Your instructions
What is the number of lines that include the word "Playing"? Provide only that figure.

Excerpt from a dataset
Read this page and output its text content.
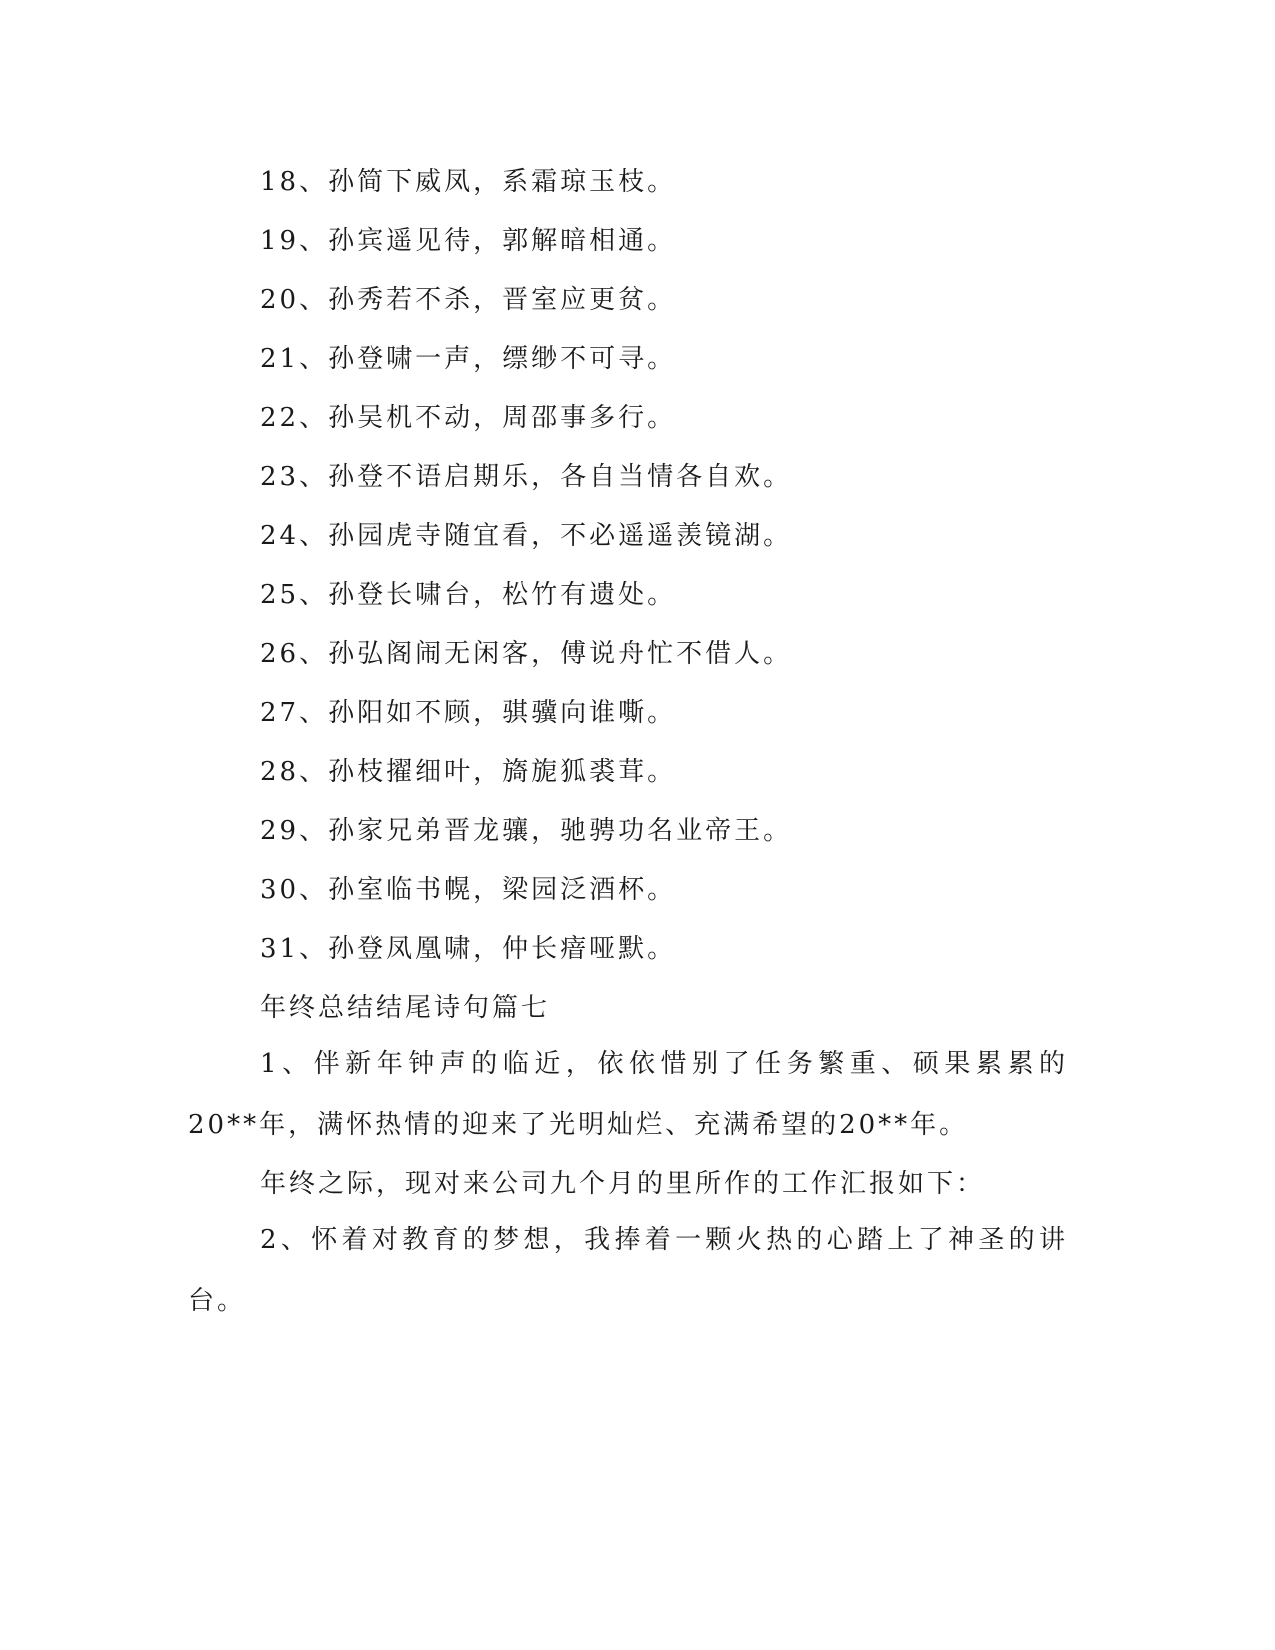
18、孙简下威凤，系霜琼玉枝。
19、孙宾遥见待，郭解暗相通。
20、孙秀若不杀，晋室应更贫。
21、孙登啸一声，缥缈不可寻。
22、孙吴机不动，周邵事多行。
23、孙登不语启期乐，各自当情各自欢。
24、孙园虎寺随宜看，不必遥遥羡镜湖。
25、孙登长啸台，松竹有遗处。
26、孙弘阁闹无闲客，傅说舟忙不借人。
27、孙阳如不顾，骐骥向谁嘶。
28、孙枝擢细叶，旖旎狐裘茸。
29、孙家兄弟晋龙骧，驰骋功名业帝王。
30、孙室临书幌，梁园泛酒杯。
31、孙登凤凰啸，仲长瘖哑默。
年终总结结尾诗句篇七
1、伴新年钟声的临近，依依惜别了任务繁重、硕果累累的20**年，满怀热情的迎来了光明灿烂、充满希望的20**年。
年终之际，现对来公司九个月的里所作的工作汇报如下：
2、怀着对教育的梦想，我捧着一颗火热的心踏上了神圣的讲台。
==
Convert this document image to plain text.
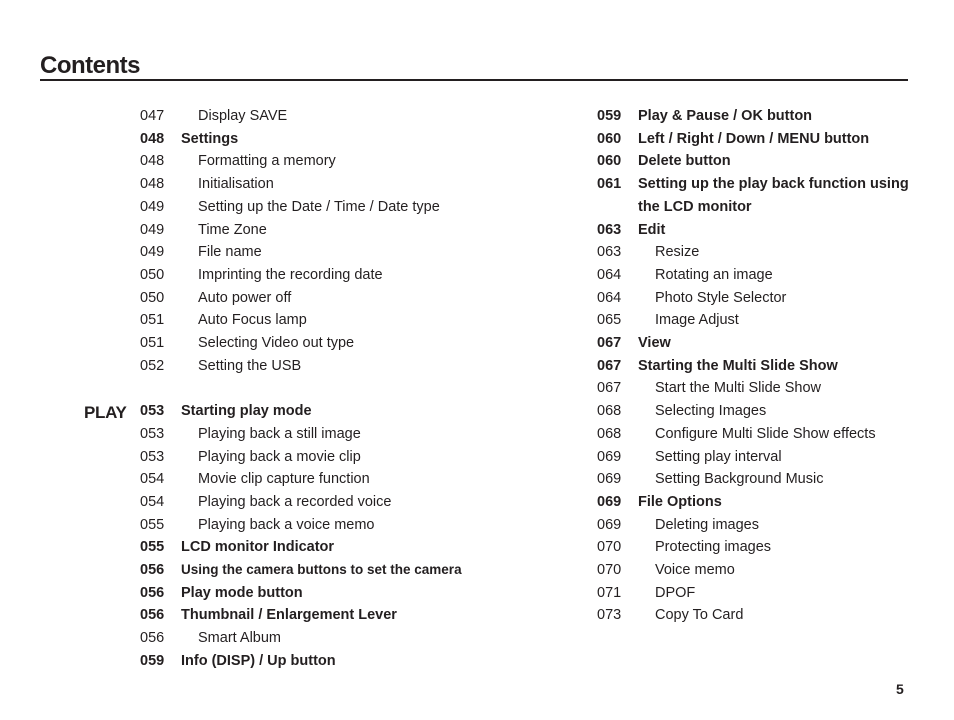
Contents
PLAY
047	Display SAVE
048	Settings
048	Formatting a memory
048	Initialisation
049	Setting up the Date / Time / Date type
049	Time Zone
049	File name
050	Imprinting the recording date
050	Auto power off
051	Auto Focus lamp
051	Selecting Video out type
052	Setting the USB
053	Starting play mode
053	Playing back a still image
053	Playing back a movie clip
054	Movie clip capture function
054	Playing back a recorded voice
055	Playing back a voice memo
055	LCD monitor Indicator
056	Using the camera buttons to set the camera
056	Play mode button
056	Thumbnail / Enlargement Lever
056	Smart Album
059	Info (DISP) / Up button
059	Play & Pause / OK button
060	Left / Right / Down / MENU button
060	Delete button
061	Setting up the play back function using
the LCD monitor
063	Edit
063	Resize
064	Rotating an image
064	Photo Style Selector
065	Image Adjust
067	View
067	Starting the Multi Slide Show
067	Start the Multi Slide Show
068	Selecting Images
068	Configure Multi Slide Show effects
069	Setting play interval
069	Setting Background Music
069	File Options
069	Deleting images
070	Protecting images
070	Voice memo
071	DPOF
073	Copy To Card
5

Result of this exercise
4